TASK INPUT →

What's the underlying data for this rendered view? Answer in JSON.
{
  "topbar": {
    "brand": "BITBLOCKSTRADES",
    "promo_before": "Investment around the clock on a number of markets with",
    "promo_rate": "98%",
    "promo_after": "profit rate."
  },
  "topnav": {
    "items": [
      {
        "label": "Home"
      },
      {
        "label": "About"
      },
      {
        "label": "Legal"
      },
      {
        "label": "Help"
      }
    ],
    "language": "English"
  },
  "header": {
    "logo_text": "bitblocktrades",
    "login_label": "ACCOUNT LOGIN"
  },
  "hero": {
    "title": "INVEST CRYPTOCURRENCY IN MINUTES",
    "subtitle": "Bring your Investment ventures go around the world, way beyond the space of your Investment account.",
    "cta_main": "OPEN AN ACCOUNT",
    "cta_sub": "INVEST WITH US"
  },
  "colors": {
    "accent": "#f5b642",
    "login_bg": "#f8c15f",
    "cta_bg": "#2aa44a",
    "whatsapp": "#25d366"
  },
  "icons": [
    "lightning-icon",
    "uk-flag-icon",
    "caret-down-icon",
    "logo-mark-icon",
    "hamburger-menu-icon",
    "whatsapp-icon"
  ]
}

YOUR GOAL → Write out all records exactly, keeping every detail.

RESULT OF THE EXERCISE →
What's the underlying data for this rendered view? Answer in JSON.
{
  "topbar": {
    "brand": "BITBLOCKSTRADES",
    "promo_before": "Investment around the clock on a number of markets with",
    "promo_rate": "98%",
    "promo_after": "profit rate."
  },
  "topnav": {
    "items": [
      {
        "label": "Home"
      },
      {
        "label": "About"
      },
      {
        "label": "Legal"
      },
      {
        "label": "Help"
      }
    ],
    "language": "English"
  },
  "header": {
    "logo_text": "bitblocktrades",
    "login_label": "ACCOUNT LOGIN"
  },
  "hero": {
    "title": "INVEST CRYPTOCURRENCY IN MINUTES",
    "subtitle": "Bring your Investment ventures go around the world, way beyond the space of your Investment account.",
    "cta_main": "OPEN AN ACCOUNT",
    "cta_sub": "INVEST WITH US"
  },
  "colors": {
    "accent": "#f5b642",
    "login_bg": "#f8c15f",
    "cta_bg": "#2aa44a",
    "whatsapp": "#25d366"
  },
  "icons": [
    "lightning-icon",
    "uk-flag-icon",
    "caret-down-icon",
    "logo-mark-icon",
    "hamburger-menu-icon",
    "whatsapp-icon"
  ]
}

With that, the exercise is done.